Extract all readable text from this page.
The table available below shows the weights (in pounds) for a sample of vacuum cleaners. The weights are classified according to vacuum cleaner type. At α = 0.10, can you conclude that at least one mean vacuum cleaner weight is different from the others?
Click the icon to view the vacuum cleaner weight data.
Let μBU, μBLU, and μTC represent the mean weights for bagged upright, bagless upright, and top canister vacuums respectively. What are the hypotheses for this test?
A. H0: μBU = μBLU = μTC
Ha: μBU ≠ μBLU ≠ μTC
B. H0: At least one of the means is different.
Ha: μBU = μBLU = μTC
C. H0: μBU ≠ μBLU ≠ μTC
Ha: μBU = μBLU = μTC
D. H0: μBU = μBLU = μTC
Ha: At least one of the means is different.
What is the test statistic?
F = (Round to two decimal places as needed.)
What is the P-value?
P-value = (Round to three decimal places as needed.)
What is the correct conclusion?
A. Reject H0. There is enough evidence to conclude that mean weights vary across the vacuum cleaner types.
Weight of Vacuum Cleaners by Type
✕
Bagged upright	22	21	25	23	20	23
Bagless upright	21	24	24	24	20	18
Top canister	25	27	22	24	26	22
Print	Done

EXERCISE OBJECTIVE: In this exercise, repeat all entries exactly.

WRITTEN SOLUTION:
Extract all readable text from this page.
The table available below shows the weights (in pounds) for a sample of vacuum cleaners. The weights are classified according to vacuum cleaner type. At α = 0.10, can you conclude that at least one mean vacuum cleaner weight is different from the others?
Click the icon to view the vacuum cleaner weight data.
Let μBU, μBLU, and μTC represent the mean weights for bagged upright, bagless upright, and top canister vacuums respectively. What are the hypotheses for this test?
A. H0: μBU = μBLU = μTC
Ha: μBU ≠ μBLU ≠ μTC
B. H0: At least one of the means is different.
Ha: μBU = μBLU = μTC
C. H0: μBU ≠ μBLU ≠ μTC
Ha: μBU = μBLU = μTC
D. H0: μBU = μBLU = μTC
Ha: At least one of the means is different.
What is the test statistic?
F = (Round to two decimal places as needed.)
What is the P-value?
P-value = (Round to three decimal places as needed.)
What is the correct conclusion?
A. Reject H0. There is enough evidence to conclude that mean weights vary across the vacuum cleaner types.
Weight of Vacuum Cleaners by Type
✕
Bagged upright	22	21	25	23	20	23
Bagless upright	21	24	24	24	20	18
Top canister	25	27	22	24	26	22
Print	Done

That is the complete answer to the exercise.